### The exercise:
Starting at the line with "What's the underlying", return every line through the final one of the data, word for word. Pictures stay out.

### Dataset extract:
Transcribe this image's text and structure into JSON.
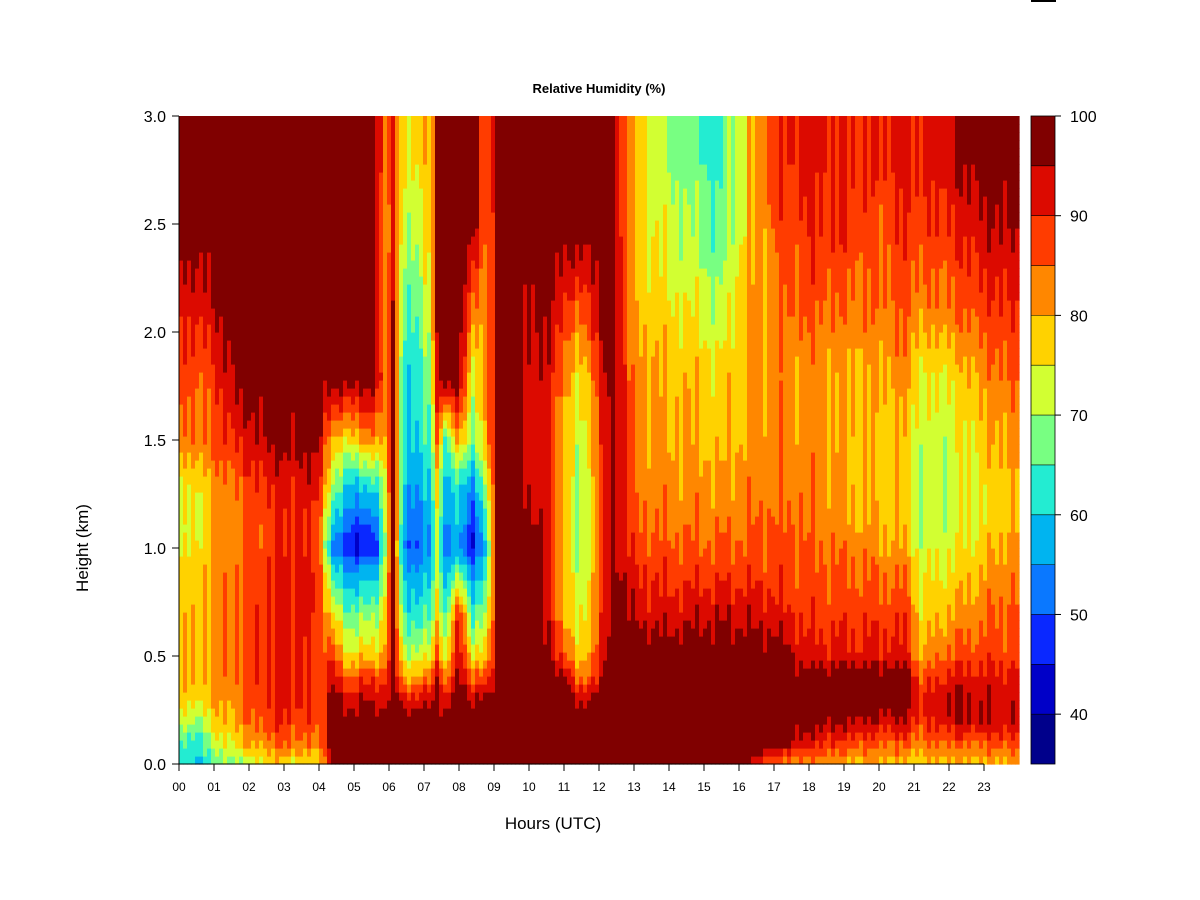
{
  "chart_data": {
    "type": "heatmap",
    "title": "Relative Humidity (%)",
    "xlabel": "Hours (UTC)",
    "ylabel": "Height (km)",
    "x_tick_labels": [
      "00",
      "01",
      "02",
      "03",
      "04",
      "05",
      "06",
      "07",
      "08",
      "09",
      "10",
      "11",
      "12",
      "13",
      "14",
      "15",
      "16",
      "17",
      "18",
      "19",
      "20",
      "21",
      "22",
      "23"
    ],
    "y_tick_labels": [
      "0.0",
      "0.5",
      "1.0",
      "1.5",
      "2.0",
      "2.5",
      "3.0"
    ],
    "xlim": [
      0,
      24
    ],
    "ylim": [
      0,
      3.0
    ],
    "colorbar": {
      "tick_labels": [
        "40",
        "50",
        "60",
        "70",
        "80",
        "90",
        "100"
      ],
      "tick_values": [
        40,
        50,
        60,
        70,
        80,
        90,
        100
      ],
      "range": [
        35,
        100
      ],
      "level_edges": [
        35,
        40,
        45,
        50,
        55,
        60,
        65,
        70,
        75,
        80,
        85,
        90,
        95,
        100
      ],
      "colors": [
        "#00008b",
        "#0000c8",
        "#0a28ff",
        "#0a78ff",
        "#00b4f0",
        "#23ecd2",
        "#78ff82",
        "#d2ff32",
        "#ffd200",
        "#ff8700",
        "#ff3c00",
        "#dc0a00",
        "#800000"
      ]
    },
    "grid": false,
    "profile_heights_km": [
      0.02,
      0.1,
      0.2,
      0.3,
      0.4,
      0.5,
      0.7,
      0.9,
      1.0,
      1.1,
      1.3,
      1.5,
      1.8,
      2.1,
      2.5,
      2.8,
      3.0
    ],
    "profiles": [
      {
        "hour": 0.0,
        "rh": [
          62,
          64,
          72,
          78,
          80,
          78,
          78,
          76,
          74,
          72,
          74,
          82,
          88,
          90,
          99,
          99,
          99
        ]
      },
      {
        "hour": 0.5,
        "rh": [
          60,
          62,
          70,
          76,
          78,
          78,
          78,
          78,
          76,
          74,
          76,
          84,
          86,
          92,
          99,
          99,
          99
        ]
      },
      {
        "hour": 1.0,
        "rh": [
          66,
          72,
          76,
          80,
          82,
          82,
          82,
          82,
          80,
          80,
          82,
          86,
          88,
          94,
          99,
          99,
          99
        ]
      },
      {
        "hour": 1.5,
        "rh": [
          70,
          76,
          80,
          82,
          84,
          84,
          84,
          84,
          82,
          82,
          84,
          90,
          96,
          99,
          99,
          99,
          99
        ]
      },
      {
        "hour": 2.0,
        "rh": [
          72,
          80,
          84,
          86,
          88,
          88,
          88,
          86,
          86,
          86,
          88,
          92,
          99,
          99,
          99,
          99,
          99
        ]
      },
      {
        "hour": 2.5,
        "rh": [
          78,
          84,
          88,
          90,
          90,
          90,
          90,
          90,
          88,
          88,
          90,
          96,
          99,
          99,
          99,
          99,
          99
        ]
      },
      {
        "hour": 3.0,
        "rh": [
          78,
          86,
          90,
          92,
          92,
          92,
          92,
          92,
          90,
          90,
          92,
          97,
          99,
          99,
          99,
          99,
          99
        ]
      },
      {
        "hour": 3.5,
        "rh": [
          76,
          84,
          88,
          90,
          90,
          90,
          92,
          92,
          90,
          90,
          92,
          97,
          99,
          99,
          99,
          99,
          99
        ]
      },
      {
        "hour": 4.0,
        "rh": [
          78,
          84,
          86,
          88,
          88,
          88,
          90,
          90,
          88,
          88,
          92,
          97,
          99,
          99,
          99,
          99,
          99
        ]
      },
      {
        "hour": 4.4,
        "rh": [
          99,
          99,
          99,
          99,
          92,
          88,
          74,
          62,
          50,
          58,
          70,
          78,
          99,
          99,
          99,
          99,
          99
        ]
      },
      {
        "hour": 4.8,
        "rh": [
          99,
          99,
          99,
          92,
          86,
          76,
          66,
          56,
          46,
          52,
          60,
          76,
          99,
          99,
          99,
          99,
          99
        ]
      },
      {
        "hour": 5.2,
        "rh": [
          99,
          99,
          99,
          94,
          88,
          78,
          68,
          56,
          44,
          48,
          60,
          80,
          99,
          99,
          99,
          99,
          99
        ]
      },
      {
        "hour": 5.6,
        "rh": [
          99,
          99,
          99,
          94,
          88,
          78,
          68,
          56,
          46,
          50,
          62,
          82,
          99,
          99,
          99,
          99,
          99
        ]
      },
      {
        "hour": 5.9,
        "rh": [
          99,
          99,
          99,
          94,
          90,
          82,
          78,
          74,
          70,
          72,
          74,
          80,
          84,
          80,
          82,
          84,
          84
        ]
      },
      {
        "hour": 6.1,
        "rh": [
          99,
          99,
          99,
          99,
          99,
          99,
          99,
          99,
          99,
          99,
          99,
          99,
          96,
          94,
          90,
          90,
          90
        ]
      },
      {
        "hour": 6.4,
        "rh": [
          99,
          99,
          99,
          92,
          80,
          72,
          64,
          58,
          54,
          56,
          60,
          62,
          62,
          66,
          72,
          76,
          76
        ]
      },
      {
        "hour": 6.8,
        "rh": [
          99,
          99,
          99,
          92,
          82,
          72,
          62,
          56,
          50,
          52,
          56,
          60,
          62,
          66,
          72,
          76,
          76
        ]
      },
      {
        "hour": 7.2,
        "rh": [
          99,
          99,
          99,
          92,
          84,
          74,
          64,
          58,
          54,
          56,
          60,
          64,
          68,
          74,
          78,
          78,
          78
        ]
      },
      {
        "hour": 7.4,
        "rh": [
          99,
          99,
          99,
          99,
          99,
          90,
          80,
          76,
          74,
          76,
          80,
          90,
          99,
          99,
          99,
          99,
          99
        ]
      },
      {
        "hour": 7.6,
        "rh": [
          99,
          99,
          99,
          92,
          82,
          72,
          64,
          56,
          52,
          54,
          58,
          64,
          99,
          99,
          99,
          99,
          99
        ]
      },
      {
        "hour": 8.0,
        "rh": [
          99,
          99,
          99,
          99,
          96,
          94,
          90,
          66,
          56,
          58,
          62,
          80,
          99,
          99,
          99,
          99,
          99
        ]
      },
      {
        "hour": 8.4,
        "rh": [
          99,
          99,
          99,
          96,
          86,
          76,
          64,
          54,
          46,
          48,
          56,
          68,
          74,
          84,
          99,
          99,
          99
        ]
      },
      {
        "hour": 8.8,
        "rh": [
          99,
          99,
          99,
          96,
          86,
          78,
          70,
          62,
          60,
          62,
          70,
          80,
          80,
          80,
          82,
          84,
          84
        ]
      },
      {
        "hour": 9.1,
        "rh": [
          99,
          99,
          99,
          99,
          99,
          99,
          99,
          99,
          99,
          99,
          99,
          99,
          99,
          99,
          99,
          99,
          99
        ]
      },
      {
        "hour": 10.0,
        "rh": [
          99,
          99,
          99,
          99,
          99,
          99,
          99,
          99,
          99,
          99,
          94,
          94,
          94,
          96,
          99,
          99,
          99
        ]
      },
      {
        "hour": 10.6,
        "rh": [
          99,
          99,
          99,
          99,
          99,
          96,
          92,
          90,
          90,
          90,
          90,
          90,
          92,
          96,
          99,
          99,
          99
        ]
      },
      {
        "hour": 11.0,
        "rh": [
          99,
          99,
          99,
          99,
          99,
          88,
          80,
          78,
          78,
          78,
          78,
          80,
          84,
          90,
          99,
          99,
          99
        ]
      },
      {
        "hour": 11.4,
        "rh": [
          99,
          99,
          99,
          92,
          82,
          76,
          72,
          70,
          70,
          70,
          70,
          70,
          74,
          84,
          99,
          99,
          99
        ]
      },
      {
        "hour": 11.8,
        "rh": [
          99,
          99,
          99,
          99,
          88,
          84,
          80,
          78,
          78,
          78,
          78,
          80,
          84,
          92,
          99,
          99,
          99
        ]
      },
      {
        "hour": 12.4,
        "rh": [
          99,
          99,
          99,
          99,
          99,
          99,
          99,
          99,
          99,
          99,
          99,
          99,
          99,
          99,
          99,
          99,
          99
        ]
      },
      {
        "hour": 13.0,
        "rh": [
          99,
          99,
          99,
          99,
          99,
          99,
          94,
          90,
          88,
          86,
          84,
          84,
          82,
          80,
          78,
          78,
          78
        ]
      },
      {
        "hour": 14.0,
        "rh": [
          99,
          99,
          99,
          99,
          99,
          99,
          92,
          88,
          86,
          84,
          82,
          80,
          80,
          76,
          72,
          70,
          70
        ]
      },
      {
        "hour": 15.0,
        "rh": [
          99,
          99,
          99,
          99,
          99,
          99,
          94,
          88,
          86,
          84,
          82,
          80,
          78,
          74,
          68,
          66,
          66
        ]
      },
      {
        "hour": 15.4,
        "rh": [
          99,
          99,
          99,
          99,
          99,
          99,
          94,
          88,
          86,
          84,
          80,
          78,
          76,
          70,
          64,
          62,
          62
        ]
      },
      {
        "hour": 16.0,
        "rh": [
          99,
          99,
          99,
          99,
          99,
          99,
          94,
          88,
          86,
          84,
          82,
          80,
          80,
          78,
          74,
          74,
          74
        ]
      },
      {
        "hour": 17.0,
        "rh": [
          86,
          99,
          99,
          99,
          99,
          99,
          92,
          88,
          86,
          86,
          84,
          84,
          82,
          84,
          86,
          88,
          88
        ]
      },
      {
        "hour": 18.0,
        "rh": [
          84,
          92,
          99,
          99,
          99,
          92,
          88,
          86,
          86,
          84,
          84,
          82,
          82,
          86,
          90,
          92,
          92
        ]
      },
      {
        "hour": 19.0,
        "rh": [
          82,
          88,
          96,
          99,
          99,
          92,
          88,
          86,
          84,
          82,
          80,
          80,
          80,
          84,
          90,
          90,
          90
        ]
      },
      {
        "hour": 20.0,
        "rh": [
          80,
          86,
          94,
          99,
          99,
          92,
          88,
          84,
          82,
          80,
          78,
          78,
          80,
          84,
          86,
          90,
          90
        ]
      },
      {
        "hour": 20.8,
        "rh": [
          80,
          86,
          94,
          99,
          99,
          92,
          88,
          84,
          80,
          78,
          78,
          78,
          82,
          86,
          90,
          92,
          92
        ]
      },
      {
        "hour": 21.2,
        "rh": [
          78,
          84,
          88,
          90,
          86,
          80,
          76,
          74,
          72,
          70,
          70,
          72,
          74,
          82,
          88,
          90,
          90
        ]
      },
      {
        "hour": 22.0,
        "rh": [
          80,
          86,
          94,
          96,
          92,
          86,
          80,
          76,
          74,
          72,
          72,
          72,
          76,
          84,
          90,
          94,
          94
        ]
      },
      {
        "hour": 23.0,
        "rh": [
          80,
          86,
          94,
          94,
          92,
          88,
          84,
          80,
          78,
          76,
          76,
          78,
          82,
          88,
          94,
          99,
          99
        ]
      },
      {
        "hour": 23.8,
        "rh": [
          82,
          88,
          94,
          94,
          92,
          88,
          86,
          84,
          82,
          80,
          80,
          82,
          86,
          90,
          96,
          99,
          99
        ]
      }
    ]
  }
}
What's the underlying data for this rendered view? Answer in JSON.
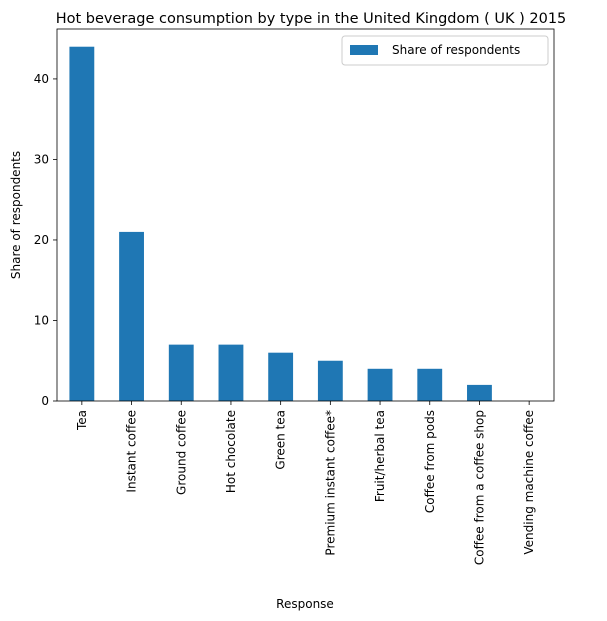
{
  "chart_data": {
    "type": "bar",
    "title": "Hot beverage consumption by type in the United Kingdom ( UK ) 2015",
    "xlabel": "Response",
    "ylabel": "Share of respondents",
    "categories": [
      "Tea",
      "Instant coffee",
      "Ground coffee",
      "Hot chocolate",
      "Green tea",
      "Premium instant coffee*",
      "Fruit/herbal tea",
      "Coffee from pods",
      "Coffee from a coffee shop",
      "Vending machine coffee"
    ],
    "series": [
      {
        "name": "Share of respondents",
        "values": [
          44,
          21,
          7,
          7,
          6,
          5,
          4,
          4,
          2,
          0
        ],
        "color": "#1f77b4"
      }
    ],
    "ylim": [
      0,
      46.2
    ],
    "yticks": [
      0,
      10,
      20,
      30,
      40
    ],
    "legend": "top-right",
    "grid": false
  }
}
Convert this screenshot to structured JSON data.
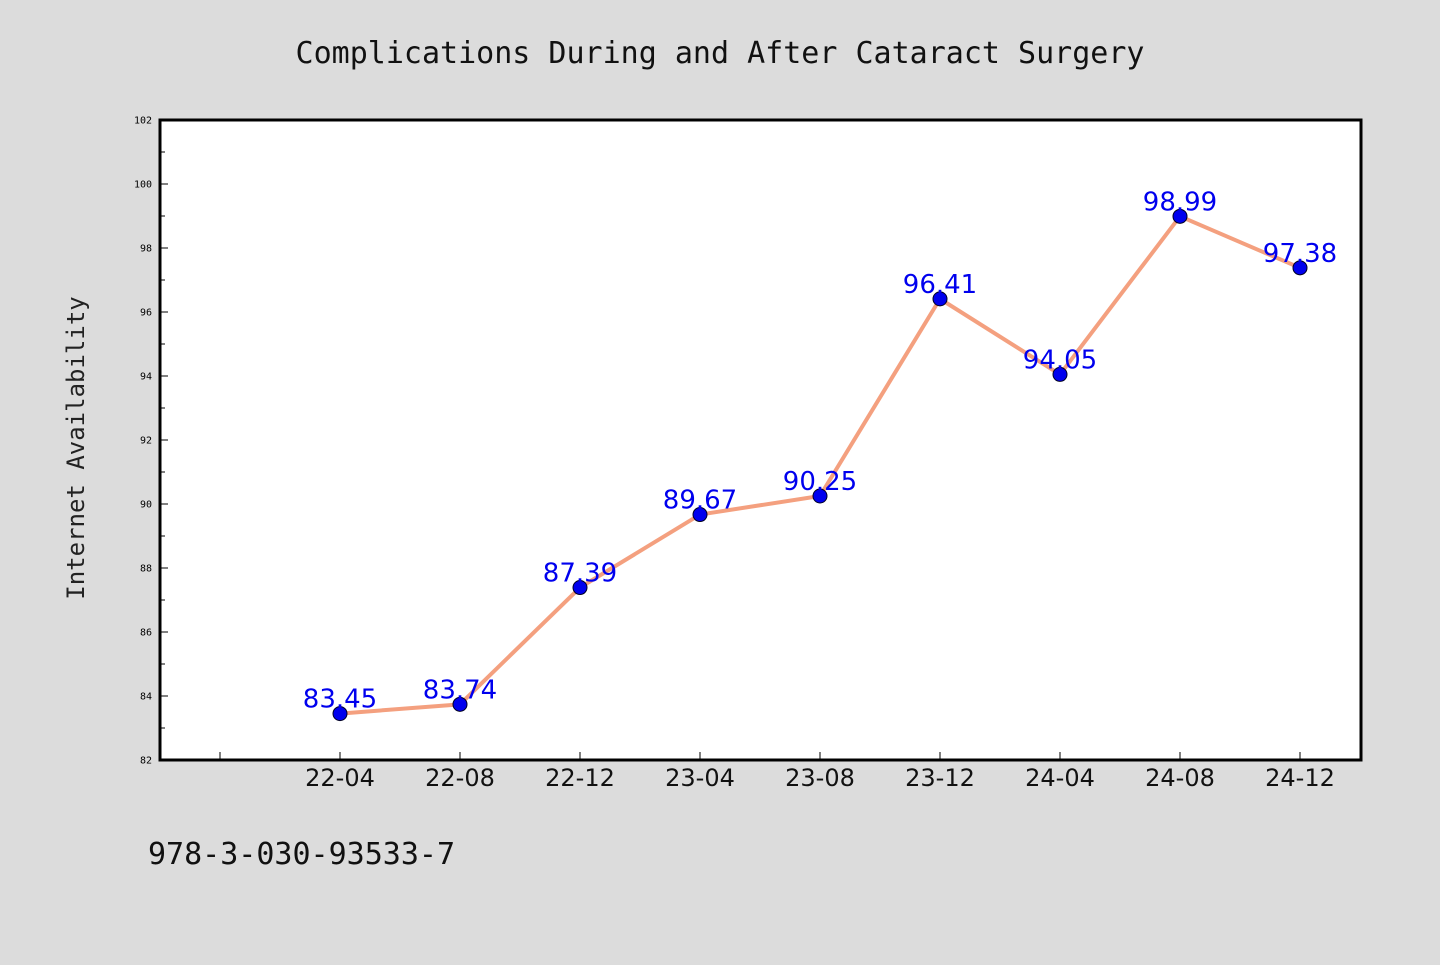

### Answer to the task:
What's the underlying data for this rendered view? Answer in JSON.
{
  "chart_data": {
    "type": "bar",
    "title": "Hot beverage consumption by type in the United Kingdom ( UK ) 2015",
    "xlabel": "Response",
    "ylabel": "Share of respondents",
    "categories": [
      "Tea",
      "Instant coffee",
      "Ground coffee",
      "Hot chocolate",
      "Green tea",
      "Premium instant coffee*",
      "Fruit/herbal tea",
      "Coffee from pods",
      "Coffee from a coffee shop",
      "Vending machine coffee"
    ],
    "series": [
      {
        "name": "Share of respondents",
        "values": [
          44,
          21,
          7,
          7,
          6,
          5,
          4,
          4,
          2,
          0
        ],
        "color": "#1f77b4"
      }
    ],
    "ylim": [
      0,
      46.2
    ],
    "yticks": [
      0,
      10,
      20,
      30,
      40
    ],
    "legend": "top-right",
    "grid": false
  }
}
Convert this screenshot to structured JSON data.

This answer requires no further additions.